** start SOURCE DATA **

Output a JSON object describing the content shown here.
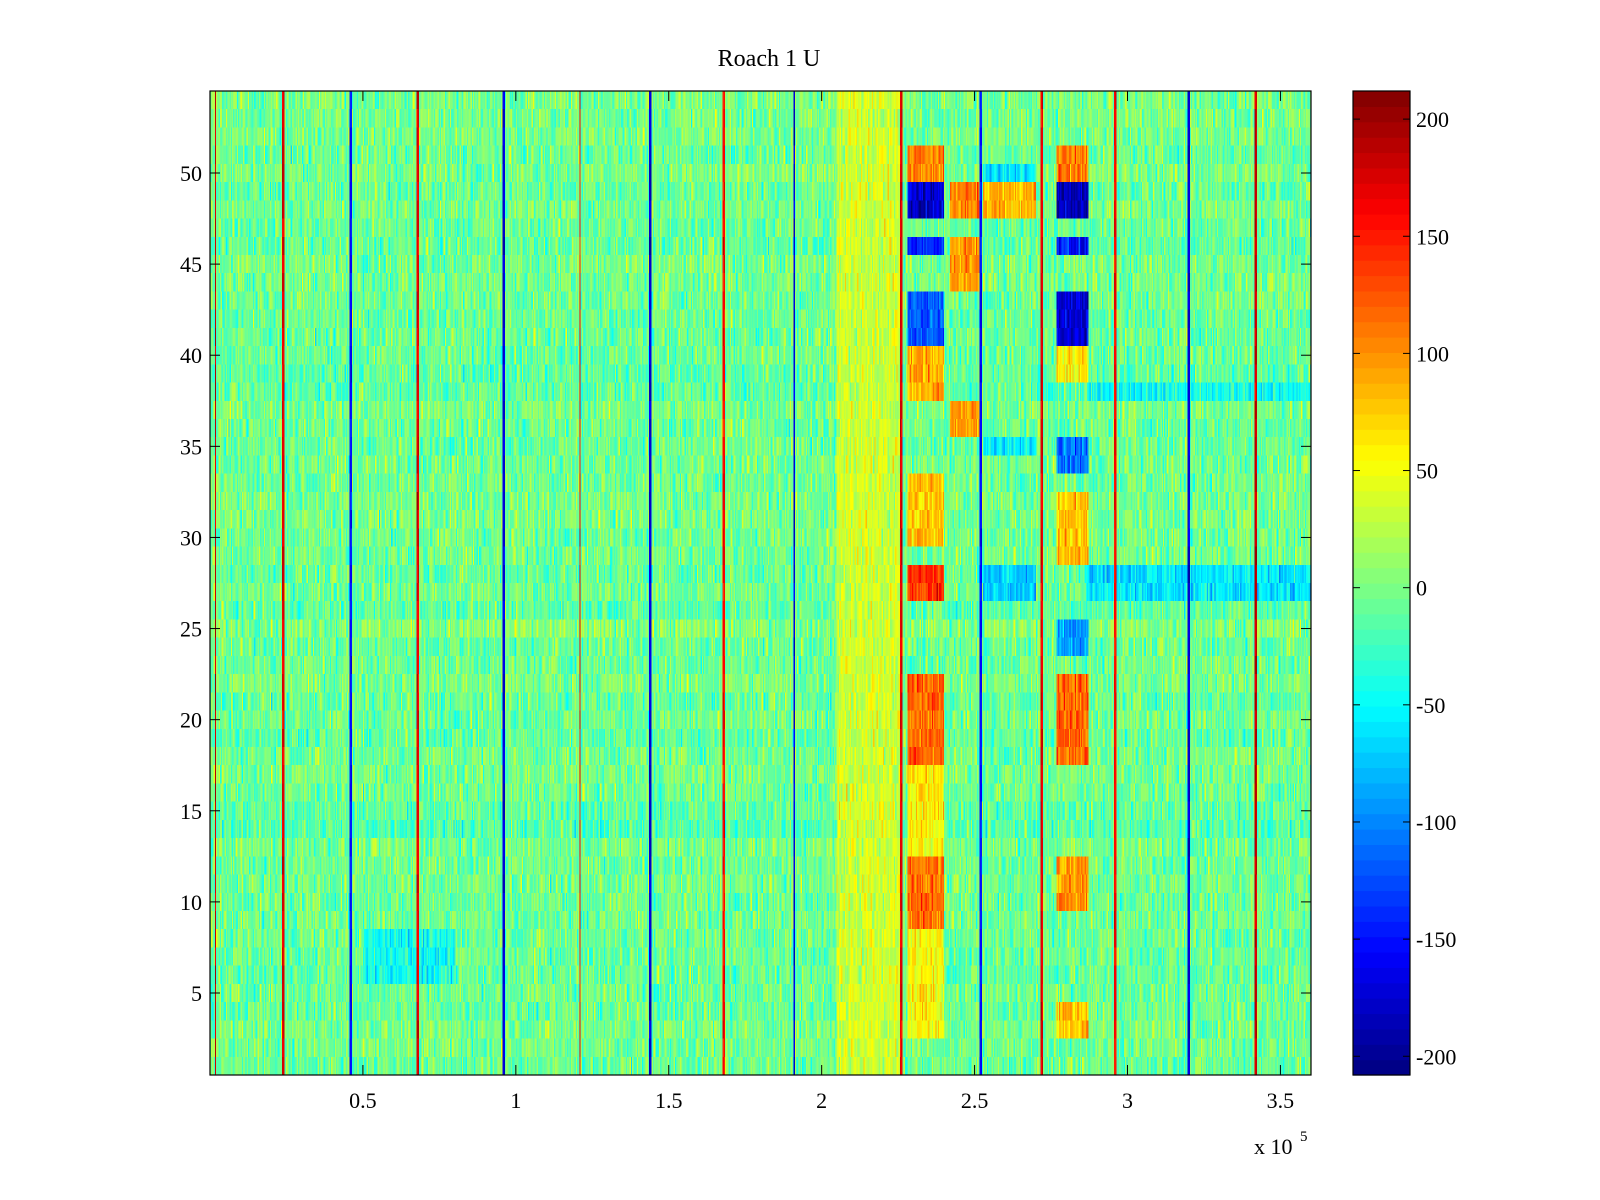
{
  "chart_data": {
    "type": "heatmap",
    "title": "Roach 1 U",
    "xlabel": "",
    "ylabel": "",
    "x_multiplier_label": "x 10",
    "x_multiplier_exponent": "5",
    "xlim": [
      0,
      3.6
    ],
    "ylim": [
      0.5,
      54.5
    ],
    "n_rows": 54,
    "x_ticks": [
      {
        "value": 0.5,
        "label": "0.5"
      },
      {
        "value": 1,
        "label": "1"
      },
      {
        "value": 1.5,
        "label": "1.5"
      },
      {
        "value": 2,
        "label": "2"
      },
      {
        "value": 2.5,
        "label": "2.5"
      },
      {
        "value": 3,
        "label": "3"
      },
      {
        "value": 3.5,
        "label": "3.5"
      }
    ],
    "y_ticks": [
      {
        "value": 5,
        "label": "5"
      },
      {
        "value": 10,
        "label": "10"
      },
      {
        "value": 15,
        "label": "15"
      },
      {
        "value": 20,
        "label": "20"
      },
      {
        "value": 25,
        "label": "25"
      },
      {
        "value": 30,
        "label": "30"
      },
      {
        "value": 35,
        "label": "35"
      },
      {
        "value": 40,
        "label": "40"
      },
      {
        "value": 45,
        "label": "45"
      },
      {
        "value": 50,
        "label": "50"
      }
    ],
    "colorbar": {
      "colormap": "jet",
      "clim": [
        -208,
        212
      ],
      "ticks": [
        {
          "value": 200,
          "label": "200"
        },
        {
          "value": 150,
          "label": "150"
        },
        {
          "value": 100,
          "label": "100"
        },
        {
          "value": 50,
          "label": "50"
        },
        {
          "value": 0,
          "label": "0"
        },
        {
          "value": -50,
          "label": "-50"
        },
        {
          "value": -100,
          "label": "-100"
        },
        {
          "value": -150,
          "label": "-150"
        },
        {
          "value": -200,
          "label": "-200"
        }
      ]
    },
    "noise_level": 28,
    "baseline": -5,
    "vertical_lines": [
      {
        "x": 0.017,
        "value": 180
      },
      {
        "x": 0.24,
        "value": 170
      },
      {
        "x": 0.46,
        "value": -150
      },
      {
        "x": 0.68,
        "value": 170
      },
      {
        "x": 0.96,
        "value": -170
      },
      {
        "x": 1.21,
        "value": 160
      },
      {
        "x": 1.44,
        "value": -170
      },
      {
        "x": 1.68,
        "value": 160
      },
      {
        "x": 1.91,
        "value": -170
      },
      {
        "x": 2.26,
        "value": 170
      },
      {
        "x": 2.52,
        "value": -150
      },
      {
        "x": 2.72,
        "value": 170
      },
      {
        "x": 2.96,
        "value": 160
      },
      {
        "x": 3.2,
        "value": -170
      },
      {
        "x": 3.42,
        "value": 180
      }
    ],
    "bands": [
      {
        "x0": 2.05,
        "x1": 2.26,
        "rows": [
          1,
          54
        ],
        "value": 35
      },
      {
        "x0": 2.28,
        "x1": 2.4,
        "rows": [
          48,
          49
        ],
        "value": -175
      },
      {
        "x0": 2.28,
        "x1": 2.4,
        "rows": [
          50,
          51
        ],
        "value": 110
      },
      {
        "x0": 2.28,
        "x1": 2.4,
        "rows": [
          46,
          46
        ],
        "value": -140
      },
      {
        "x0": 2.28,
        "x1": 2.4,
        "rows": [
          41,
          43
        ],
        "value": -120
      },
      {
        "x0": 2.28,
        "x1": 2.4,
        "rows": [
          38,
          40
        ],
        "value": 90
      },
      {
        "x0": 2.28,
        "x1": 2.4,
        "rows": [
          30,
          33
        ],
        "value": 80
      },
      {
        "x0": 2.28,
        "x1": 2.4,
        "rows": [
          27,
          28
        ],
        "value": 140
      },
      {
        "x0": 2.28,
        "x1": 2.4,
        "rows": [
          18,
          22
        ],
        "value": 120
      },
      {
        "x0": 2.28,
        "x1": 2.4,
        "rows": [
          9,
          12
        ],
        "value": 115
      },
      {
        "x0": 2.28,
        "x1": 2.4,
        "rows": [
          13,
          17
        ],
        "value": 60
      },
      {
        "x0": 2.28,
        "x1": 2.4,
        "rows": [
          3,
          8
        ],
        "value": 55
      },
      {
        "x0": 2.42,
        "x1": 2.52,
        "rows": [
          48,
          49
        ],
        "value": 110
      },
      {
        "x0": 2.42,
        "x1": 2.52,
        "rows": [
          45,
          46
        ],
        "value": 100
      },
      {
        "x0": 2.42,
        "x1": 2.52,
        "rows": [
          36,
          37
        ],
        "value": 95
      },
      {
        "x0": 2.42,
        "x1": 2.52,
        "rows": [
          44,
          44
        ],
        "value": 90
      },
      {
        "x0": 2.53,
        "x1": 2.7,
        "rows": [
          48,
          49
        ],
        "value": 85
      },
      {
        "x0": 2.53,
        "x1": 2.7,
        "rows": [
          50,
          50
        ],
        "value": -60
      },
      {
        "x0": 2.53,
        "x1": 2.7,
        "rows": [
          27,
          28
        ],
        "value": -70
      },
      {
        "x0": 2.53,
        "x1": 2.7,
        "rows": [
          35,
          35
        ],
        "value": -55
      },
      {
        "x0": 2.77,
        "x1": 2.87,
        "rows": [
          48,
          49
        ],
        "value": -185
      },
      {
        "x0": 2.77,
        "x1": 2.87,
        "rows": [
          50,
          51
        ],
        "value": 110
      },
      {
        "x0": 2.77,
        "x1": 2.87,
        "rows": [
          46,
          46
        ],
        "value": -150
      },
      {
        "x0": 2.77,
        "x1": 2.87,
        "rows": [
          41,
          43
        ],
        "value": -170
      },
      {
        "x0": 2.77,
        "x1": 2.87,
        "rows": [
          39,
          40
        ],
        "value": 60
      },
      {
        "x0": 2.77,
        "x1": 2.87,
        "rows": [
          34,
          35
        ],
        "value": -110
      },
      {
        "x0": 2.77,
        "x1": 2.87,
        "rows": [
          29,
          32
        ],
        "value": 80
      },
      {
        "x0": 2.77,
        "x1": 2.87,
        "rows": [
          24,
          25
        ],
        "value": -90
      },
      {
        "x0": 2.77,
        "x1": 2.87,
        "rows": [
          18,
          22
        ],
        "value": 120
      },
      {
        "x0": 2.77,
        "x1": 2.87,
        "rows": [
          10,
          12
        ],
        "value": 100
      },
      {
        "x0": 2.77,
        "x1": 2.87,
        "rows": [
          3,
          4
        ],
        "value": 80
      },
      {
        "x0": 2.87,
        "x1": 3.6,
        "rows": [
          27,
          28
        ],
        "value": -60
      },
      {
        "x0": 2.87,
        "x1": 3.6,
        "rows": [
          38,
          38
        ],
        "value": -45
      },
      {
        "x0": 0.5,
        "x1": 0.8,
        "rows": [
          6,
          8
        ],
        "value": -45
      }
    ]
  }
}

** end SOURCE DATA **

## REQUIRED WORK
Repeat the records above exactly, leaving out any pictures they contain.

## ANSWER FOR THIS EXERCISE
Output a JSON object describing the content shown here.
{
  "chart_data": {
    "type": "heatmap",
    "title": "Roach 1 U",
    "xlabel": "",
    "ylabel": "",
    "x_multiplier_label": "x 10",
    "x_multiplier_exponent": "5",
    "xlim": [
      0,
      3.6
    ],
    "ylim": [
      0.5,
      54.5
    ],
    "n_rows": 54,
    "x_ticks": [
      {
        "value": 0.5,
        "label": "0.5"
      },
      {
        "value": 1,
        "label": "1"
      },
      {
        "value": 1.5,
        "label": "1.5"
      },
      {
        "value": 2,
        "label": "2"
      },
      {
        "value": 2.5,
        "label": "2.5"
      },
      {
        "value": 3,
        "label": "3"
      },
      {
        "value": 3.5,
        "label": "3.5"
      }
    ],
    "y_ticks": [
      {
        "value": 5,
        "label": "5"
      },
      {
        "value": 10,
        "label": "10"
      },
      {
        "value": 15,
        "label": "15"
      },
      {
        "value": 20,
        "label": "20"
      },
      {
        "value": 25,
        "label": "25"
      },
      {
        "value": 30,
        "label": "30"
      },
      {
        "value": 35,
        "label": "35"
      },
      {
        "value": 40,
        "label": "40"
      },
      {
        "value": 45,
        "label": "45"
      },
      {
        "value": 50,
        "label": "50"
      }
    ],
    "colorbar": {
      "colormap": "jet",
      "clim": [
        -208,
        212
      ],
      "ticks": [
        {
          "value": 200,
          "label": "200"
        },
        {
          "value": 150,
          "label": "150"
        },
        {
          "value": 100,
          "label": "100"
        },
        {
          "value": 50,
          "label": "50"
        },
        {
          "value": 0,
          "label": "0"
        },
        {
          "value": -50,
          "label": "-50"
        },
        {
          "value": -100,
          "label": "-100"
        },
        {
          "value": -150,
          "label": "-150"
        },
        {
          "value": -200,
          "label": "-200"
        }
      ]
    },
    "noise_level": 28,
    "baseline": -5,
    "vertical_lines": [
      {
        "x": 0.017,
        "value": 180
      },
      {
        "x": 0.24,
        "value": 170
      },
      {
        "x": 0.46,
        "value": -150
      },
      {
        "x": 0.68,
        "value": 170
      },
      {
        "x": 0.96,
        "value": -170
      },
      {
        "x": 1.21,
        "value": 160
      },
      {
        "x": 1.44,
        "value": -170
      },
      {
        "x": 1.68,
        "value": 160
      },
      {
        "x": 1.91,
        "value": -170
      },
      {
        "x": 2.26,
        "value": 170
      },
      {
        "x": 2.52,
        "value": -150
      },
      {
        "x": 2.72,
        "value": 170
      },
      {
        "x": 2.96,
        "value": 160
      },
      {
        "x": 3.2,
        "value": -170
      },
      {
        "x": 3.42,
        "value": 180
      }
    ],
    "bands": [
      {
        "x0": 2.05,
        "x1": 2.26,
        "rows": [
          1,
          54
        ],
        "value": 35
      },
      {
        "x0": 2.28,
        "x1": 2.4,
        "rows": [
          48,
          49
        ],
        "value": -175
      },
      {
        "x0": 2.28,
        "x1": 2.4,
        "rows": [
          50,
          51
        ],
        "value": 110
      },
      {
        "x0": 2.28,
        "x1": 2.4,
        "rows": [
          46,
          46
        ],
        "value": -140
      },
      {
        "x0": 2.28,
        "x1": 2.4,
        "rows": [
          41,
          43
        ],
        "value": -120
      },
      {
        "x0": 2.28,
        "x1": 2.4,
        "rows": [
          38,
          40
        ],
        "value": 90
      },
      {
        "x0": 2.28,
        "x1": 2.4,
        "rows": [
          30,
          33
        ],
        "value": 80
      },
      {
        "x0": 2.28,
        "x1": 2.4,
        "rows": [
          27,
          28
        ],
        "value": 140
      },
      {
        "x0": 2.28,
        "x1": 2.4,
        "rows": [
          18,
          22
        ],
        "value": 120
      },
      {
        "x0": 2.28,
        "x1": 2.4,
        "rows": [
          9,
          12
        ],
        "value": 115
      },
      {
        "x0": 2.28,
        "x1": 2.4,
        "rows": [
          13,
          17
        ],
        "value": 60
      },
      {
        "x0": 2.28,
        "x1": 2.4,
        "rows": [
          3,
          8
        ],
        "value": 55
      },
      {
        "x0": 2.42,
        "x1": 2.52,
        "rows": [
          48,
          49
        ],
        "value": 110
      },
      {
        "x0": 2.42,
        "x1": 2.52,
        "rows": [
          45,
          46
        ],
        "value": 100
      },
      {
        "x0": 2.42,
        "x1": 2.52,
        "rows": [
          36,
          37
        ],
        "value": 95
      },
      {
        "x0": 2.42,
        "x1": 2.52,
        "rows": [
          44,
          44
        ],
        "value": 90
      },
      {
        "x0": 2.53,
        "x1": 2.7,
        "rows": [
          48,
          49
        ],
        "value": 85
      },
      {
        "x0": 2.53,
        "x1": 2.7,
        "rows": [
          50,
          50
        ],
        "value": -60
      },
      {
        "x0": 2.53,
        "x1": 2.7,
        "rows": [
          27,
          28
        ],
        "value": -70
      },
      {
        "x0": 2.53,
        "x1": 2.7,
        "rows": [
          35,
          35
        ],
        "value": -55
      },
      {
        "x0": 2.77,
        "x1": 2.87,
        "rows": [
          48,
          49
        ],
        "value": -185
      },
      {
        "x0": 2.77,
        "x1": 2.87,
        "rows": [
          50,
          51
        ],
        "value": 110
      },
      {
        "x0": 2.77,
        "x1": 2.87,
        "rows": [
          46,
          46
        ],
        "value": -150
      },
      {
        "x0": 2.77,
        "x1": 2.87,
        "rows": [
          41,
          43
        ],
        "value": -170
      },
      {
        "x0": 2.77,
        "x1": 2.87,
        "rows": [
          39,
          40
        ],
        "value": 60
      },
      {
        "x0": 2.77,
        "x1": 2.87,
        "rows": [
          34,
          35
        ],
        "value": -110
      },
      {
        "x0": 2.77,
        "x1": 2.87,
        "rows": [
          29,
          32
        ],
        "value": 80
      },
      {
        "x0": 2.77,
        "x1": 2.87,
        "rows": [
          24,
          25
        ],
        "value": -90
      },
      {
        "x0": 2.77,
        "x1": 2.87,
        "rows": [
          18,
          22
        ],
        "value": 120
      },
      {
        "x0": 2.77,
        "x1": 2.87,
        "rows": [
          10,
          12
        ],
        "value": 100
      },
      {
        "x0": 2.77,
        "x1": 2.87,
        "rows": [
          3,
          4
        ],
        "value": 80
      },
      {
        "x0": 2.87,
        "x1": 3.6,
        "rows": [
          27,
          28
        ],
        "value": -60
      },
      {
        "x0": 2.87,
        "x1": 3.6,
        "rows": [
          38,
          38
        ],
        "value": -45
      },
      {
        "x0": 0.5,
        "x1": 0.8,
        "rows": [
          6,
          8
        ],
        "value": -45
      }
    ]
  }
}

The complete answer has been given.